## begin Exercise input

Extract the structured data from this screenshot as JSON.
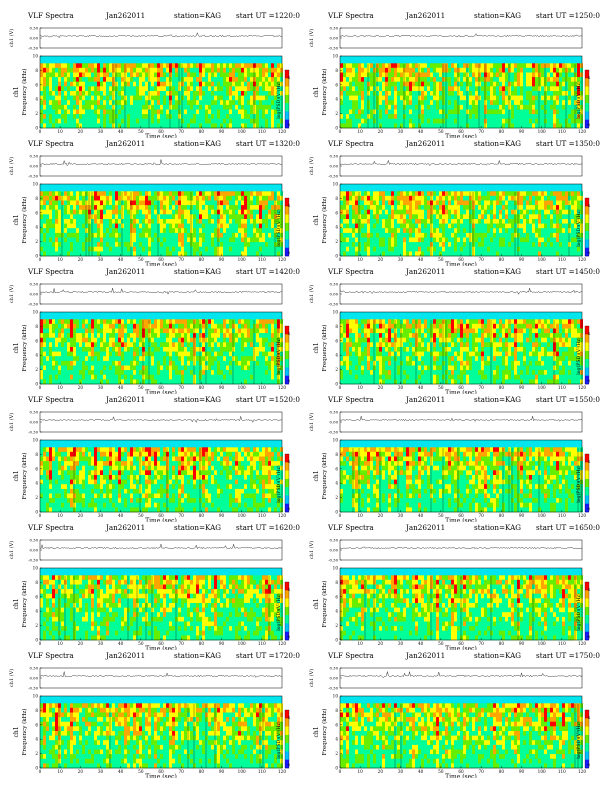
{
  "panels": [
    {
      "title": "VLF Spectra",
      "date": "Jan262011",
      "station": "station=KAG",
      "start": "start  UT  =1220:0"
    },
    {
      "title": "VLF Spectra",
      "date": "Jan262011",
      "station": "station=KAG",
      "start": "start  UT  =1250:0"
    },
    {
      "title": "VLF Spectra",
      "date": "Jan262011",
      "station": "station=KAG",
      "start": "start  UT  =1320:0"
    },
    {
      "title": "VLF Spectra",
      "date": "Jan262011",
      "station": "station=KAG",
      "start": "start  UT  =1350:0"
    },
    {
      "title": "VLF Spectra",
      "date": "Jan262011",
      "station": "station=KAG",
      "start": "start  UT  =1420:0"
    },
    {
      "title": "VLF Spectra",
      "date": "Jan262011",
      "station": "station=KAG",
      "start": "start  UT  =1450:0"
    },
    {
      "title": "VLF Spectra",
      "date": "Jan262011",
      "station": "station=KAG",
      "start": "start  UT  =1520:0"
    },
    {
      "title": "VLF Spectra",
      "date": "Jan262011",
      "station": "station=KAG",
      "start": "start  UT  =1550:0"
    },
    {
      "title": "VLF Spectra",
      "date": "Jan262011",
      "station": "station=KAG",
      "start": "start  UT  =1620:0"
    },
    {
      "title": "VLF Spectra",
      "date": "Jan262011",
      "station": "station=KAG",
      "start": "start  UT  =1650:0"
    },
    {
      "title": "VLF Spectra",
      "date": "Jan262011",
      "station": "station=KAG",
      "start": "start  UT  =1720:0"
    },
    {
      "title": "VLF Spectra",
      "date": "Jan262011",
      "station": "station=KAG",
      "start": "start  UT  =1750:0"
    }
  ],
  "chart_data": {
    "type": "heatmap",
    "count": 12,
    "xlabel": "Time  (sec)",
    "ylabel": "Frequency  (kHz)",
    "channel_label": "ch1",
    "waveform_label": "ch1 (V)",
    "colorbar_label": "log(PSD)(V²/Hz)",
    "x_ticks": [
      0,
      10,
      20,
      30,
      40,
      50,
      60,
      70,
      80,
      90,
      100,
      110,
      120
    ],
    "xlim": [
      0,
      120
    ],
    "y_ticks": [
      0,
      2,
      4,
      6,
      8,
      10
    ],
    "ylim": [
      0,
      10
    ],
    "waveform_ticks": [
      "0.30",
      "0.00",
      "-0.30"
    ],
    "waveform_ylim": [
      -0.3,
      0.3
    ],
    "colorbar_ticks": [
      "-4",
      "-8"
    ],
    "colors": [
      "#1a1aff",
      "#00bfff",
      "#00ff99",
      "#66ee00",
      "#ffff00",
      "#ffa500",
      "#ff0000"
    ]
  }
}
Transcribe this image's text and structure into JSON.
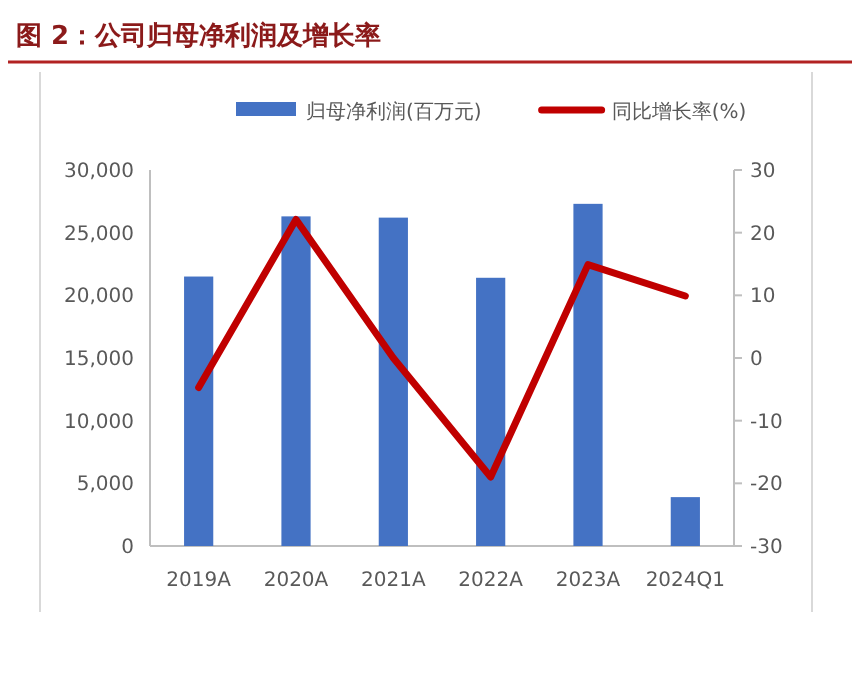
{
  "chart_data": {
    "type": "bar",
    "title": "图 2：公司归母净利润及增长率",
    "categories": [
      "2019A",
      "2020A",
      "2021A",
      "2022A",
      "2023A",
      "2024Q1"
    ],
    "series": [
      {
        "name": "归母净利润(百万元)",
        "color": "#4472c4",
        "values": [
          21500,
          26300,
          26200,
          21400,
          27300,
          3900
        ]
      },
      {
        "name": "同比增长率(%)",
        "type": "line",
        "axis": "y2",
        "color": "#c00000",
        "values": [
          -4.7,
          22.1,
          0,
          -19.0,
          14.9,
          9.9
        ]
      }
    ],
    "ylim": [
      0,
      30000
    ],
    "yticks": [
      {
        "value": 0,
        "label": "0"
      },
      {
        "value": 5000,
        "label": "5,000"
      },
      {
        "value": 10000,
        "label": "10,000"
      },
      {
        "value": 15000,
        "label": "15,000"
      },
      {
        "value": 20000,
        "label": "20,000"
      },
      {
        "value": 25000,
        "label": "25,000"
      },
      {
        "value": 30000,
        "label": "30,000"
      }
    ],
    "y2lim": [
      -30,
      30
    ],
    "y2ticks": [
      -30,
      -20,
      -10,
      0,
      10,
      20,
      30
    ],
    "legend": "top",
    "grid": false,
    "marker": "none",
    "line_style": "solid"
  }
}
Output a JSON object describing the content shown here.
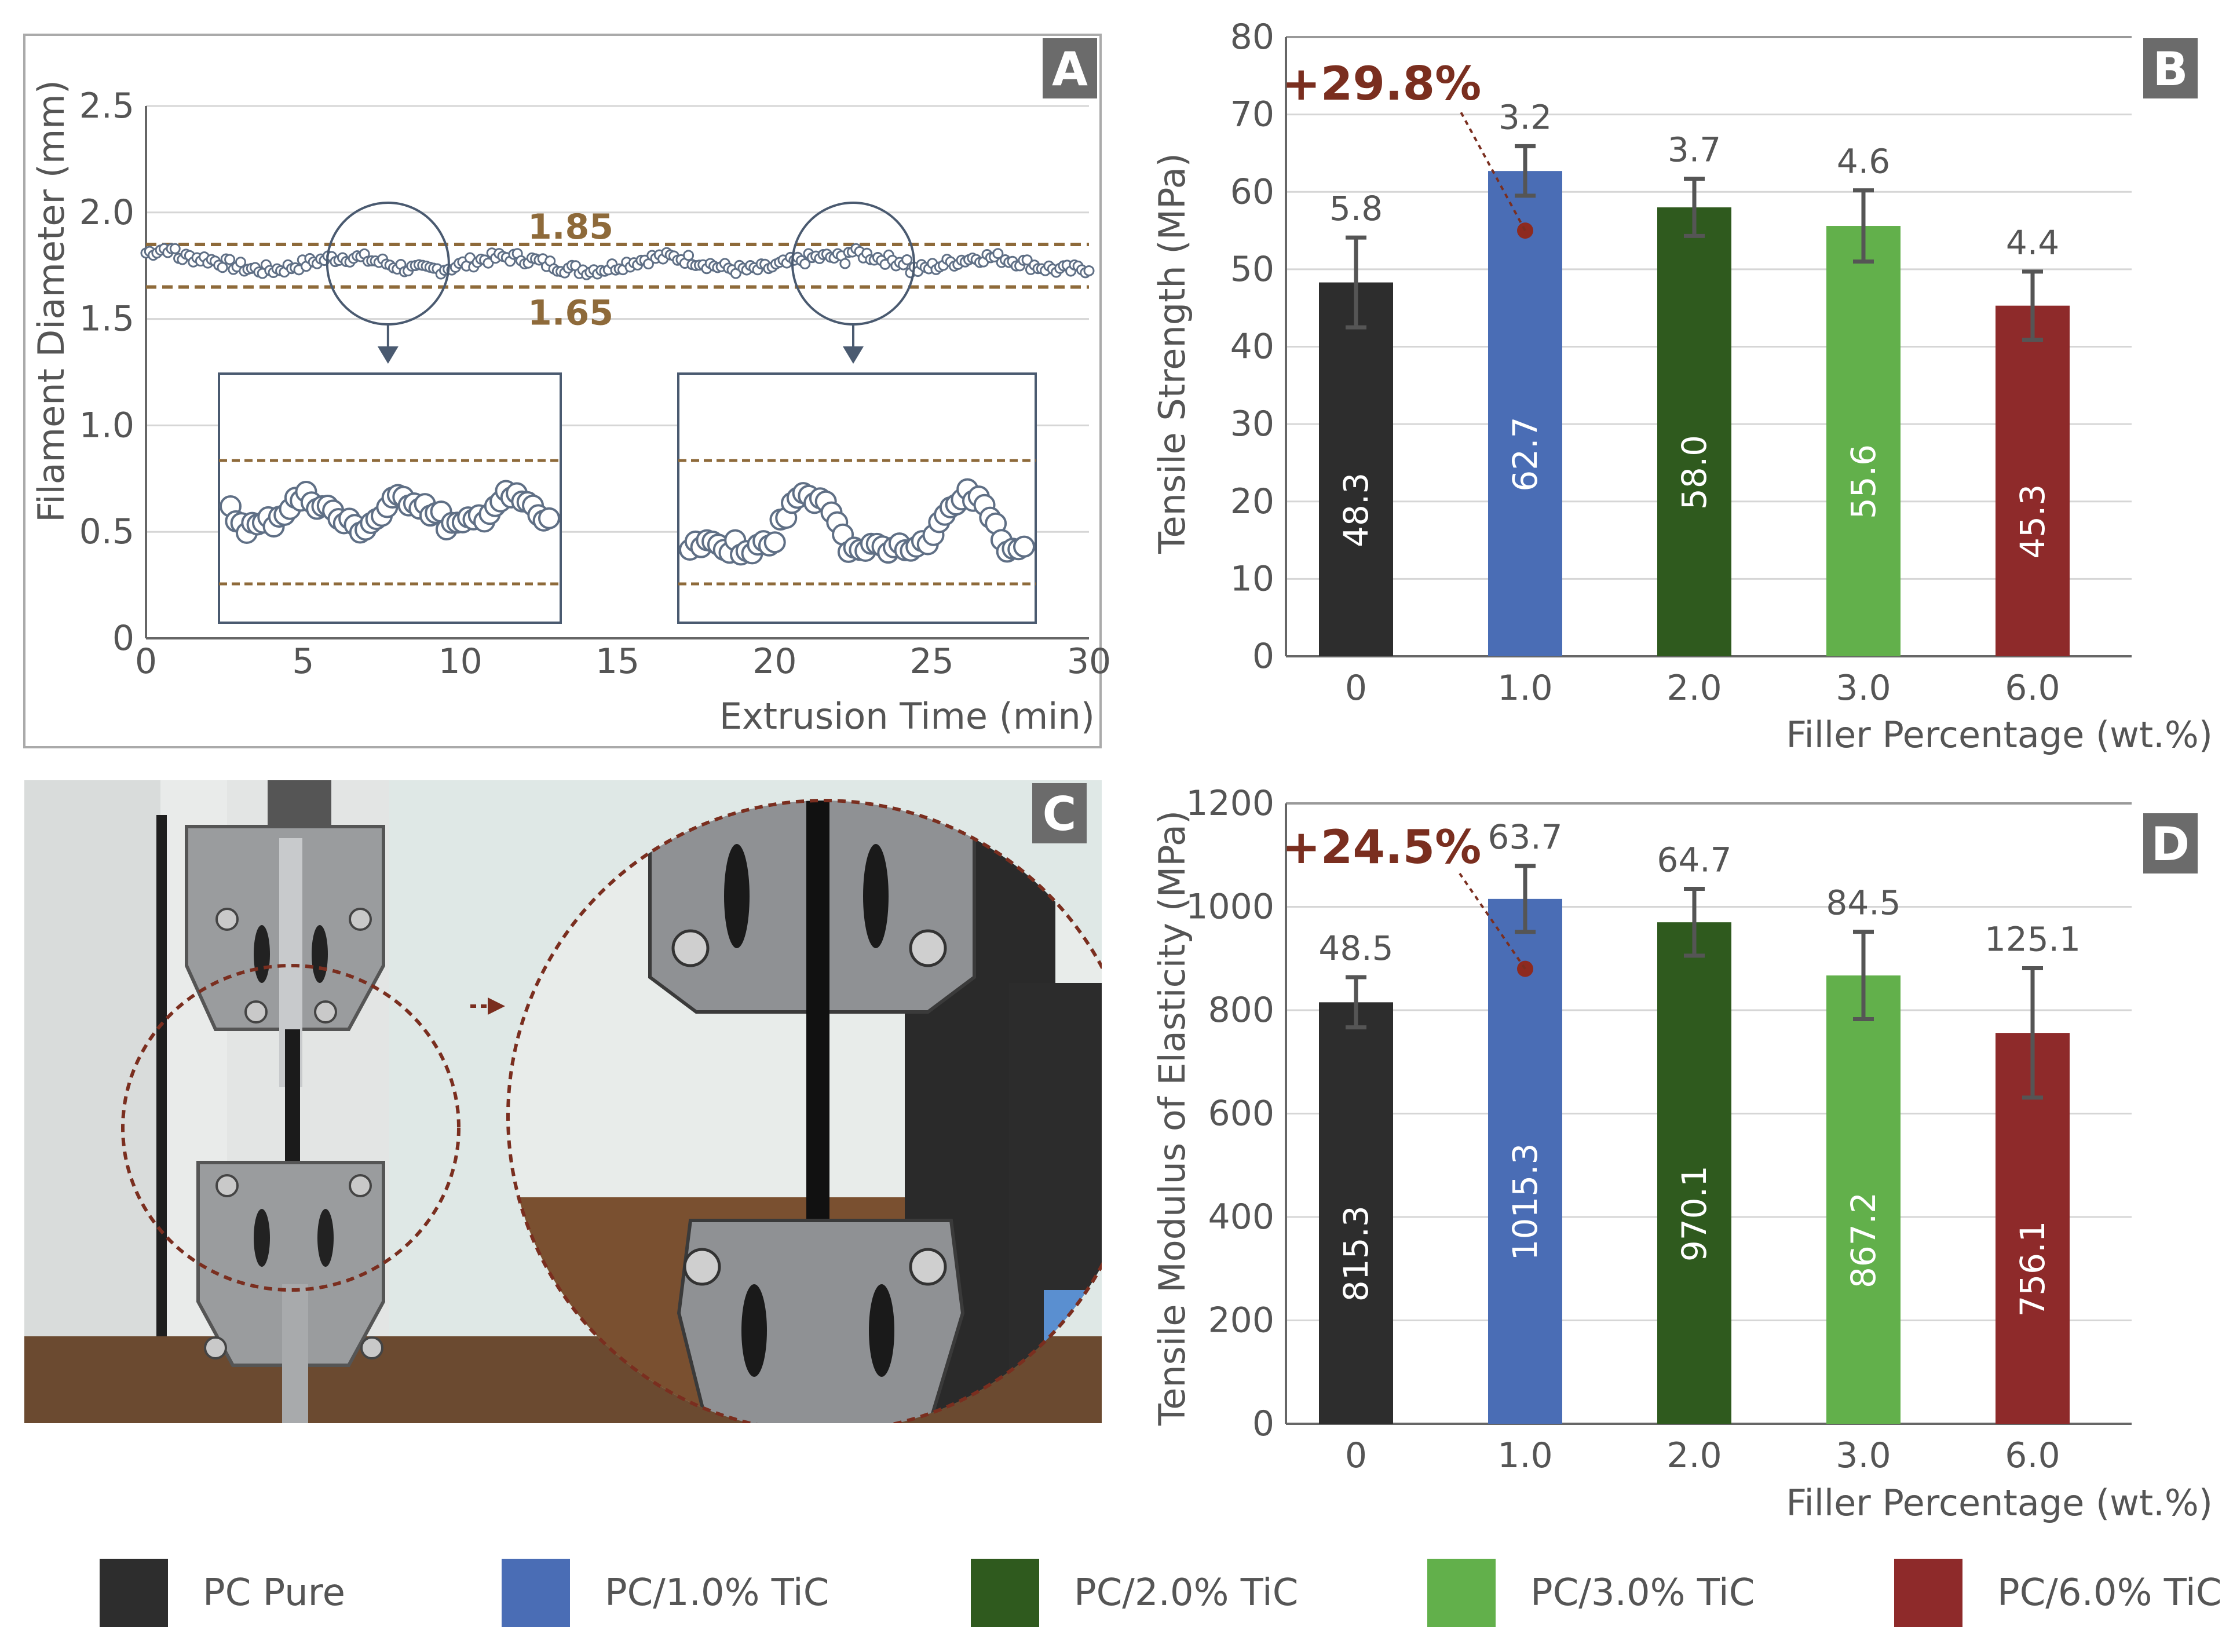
{
  "panel_letters": {
    "a": "A",
    "b": "B",
    "c": "C",
    "d": "D"
  },
  "colors": {
    "pc_pure": "#2d2d2d",
    "pc_1": "#4a6db5",
    "pc_2": "#2f5a1e",
    "pc_3": "#62b04b",
    "pc_6": "#8e2a2a",
    "annotation": "#7a2e1f",
    "limit_line": "#8e6a3a",
    "letter_box": "#6b6b6b"
  },
  "chart_data": [
    {
      "panel": "A",
      "type": "scatter",
      "xlabel": "Extrusion Time (min)",
      "ylabel": "Filament Diameter (mm)",
      "xlim": [
        0,
        30
      ],
      "ylim": [
        0,
        2.5
      ],
      "x_ticks": [
        "0",
        "5",
        "10",
        "15",
        "20",
        "25",
        "30"
      ],
      "y_ticks": [
        "0",
        "0.5",
        "1.0",
        "1.5",
        "2.0",
        "2.5"
      ],
      "grid": true,
      "reference_lines": [
        {
          "value": 1.85,
          "label": "1.85"
        },
        {
          "value": 1.65,
          "label": "1.65"
        }
      ],
      "series_summary": {
        "x_range": [
          0,
          30
        ],
        "y_mean": 1.76,
        "y_min": 1.69,
        "y_max": 1.83
      },
      "zoom_insets": [
        {
          "center_min": 7.7,
          "x_range": [
            2.4,
            13.2
          ]
        },
        {
          "center_min": 22.5,
          "x_range": [
            17.0,
            28.3
          ]
        }
      ]
    },
    {
      "panel": "B",
      "type": "bar",
      "xlabel": "Filler Percentage (wt.%)",
      "ylabel": "Tensile Strength (MPa)",
      "categories": [
        "0",
        "1.0",
        "2.0",
        "3.0",
        "6.0"
      ],
      "values": [
        48.3,
        62.7,
        58.0,
        55.6,
        45.3
      ],
      "value_labels": [
        "48.3",
        "62.7",
        "58.0",
        "55.6",
        "45.3"
      ],
      "errors": [
        5.8,
        3.2,
        3.7,
        4.6,
        4.4
      ],
      "error_labels": [
        "5.8",
        "3.2",
        "3.7",
        "4.6",
        "4.4"
      ],
      "ylim": [
        0,
        80
      ],
      "y_ticks": [
        "0",
        "10",
        "20",
        "30",
        "40",
        "50",
        "60",
        "70",
        "80"
      ],
      "annotation": {
        "text": "+29.8%",
        "category_index": 1,
        "point_value": 55
      }
    },
    {
      "panel": "D",
      "type": "bar",
      "xlabel": "Filler Percentage (wt.%)",
      "ylabel": "Tensile Modulus of Elasticity (MPa)",
      "categories": [
        "0",
        "1.0",
        "2.0",
        "3.0",
        "6.0"
      ],
      "values": [
        815.3,
        1015.3,
        970.1,
        867.2,
        756.1
      ],
      "value_labels": [
        "815.3",
        "1015.3",
        "970.1",
        "867.2",
        "756.1"
      ],
      "errors": [
        48.5,
        63.7,
        64.7,
        84.5,
        125.1
      ],
      "error_labels": [
        "48.5",
        "63.7",
        "64.7",
        "84.5",
        "125.1"
      ],
      "ylim": [
        0,
        1200
      ],
      "y_ticks": [
        "0",
        "200",
        "400",
        "600",
        "800",
        "1000",
        "1200"
      ],
      "annotation": {
        "text": "+24.5%",
        "category_index": 1,
        "point_value": 880
      }
    }
  ],
  "legend": {
    "items": [
      {
        "label": "PC Pure",
        "color_key": "pc_pure"
      },
      {
        "label": "PC/1.0% TiC",
        "color_key": "pc_1"
      },
      {
        "label": "PC/2.0% TiC",
        "color_key": "pc_2"
      },
      {
        "label": "PC/3.0% TiC",
        "color_key": "pc_3"
      },
      {
        "label": "PC/6.0% TiC",
        "color_key": "pc_6"
      }
    ]
  }
}
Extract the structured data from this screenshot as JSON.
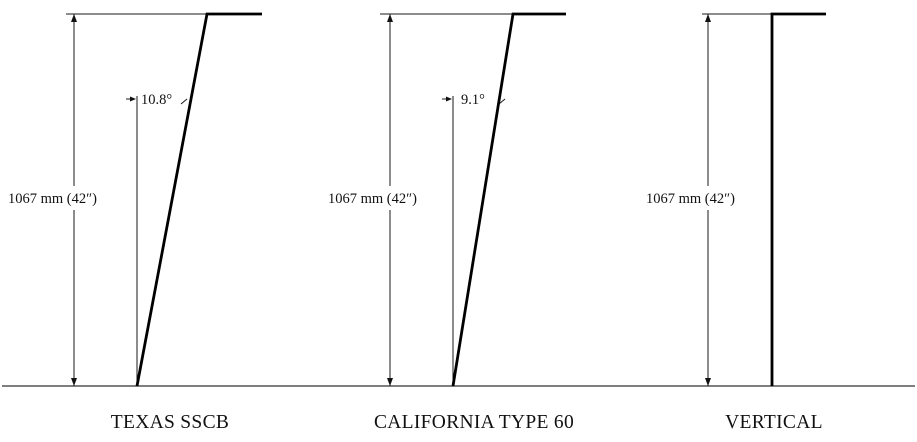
{
  "barriers": [
    {
      "id": "texas",
      "caption": "TEXAS SSCB",
      "height_label": "1067 mm (42″)",
      "angle_label": "10.8°",
      "slope_deg": 10.8
    },
    {
      "id": "california",
      "caption": "CALIFORNIA TYPE 60",
      "height_label": "1067 mm (42″)",
      "angle_label": "9.1°",
      "slope_deg": 9.1
    },
    {
      "id": "vertical",
      "caption": "VERTICAL",
      "height_label": "1067 mm (42″)",
      "angle_label": "",
      "slope_deg": 0
    }
  ]
}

## end Exercise input

[What you will do]
Find the string "text" in the listing and return every line that holds it.

[Worked solution]
Transcribe this image's text and structure into JSON.
        "text": "+29.8%",
        "text": "+24.5%",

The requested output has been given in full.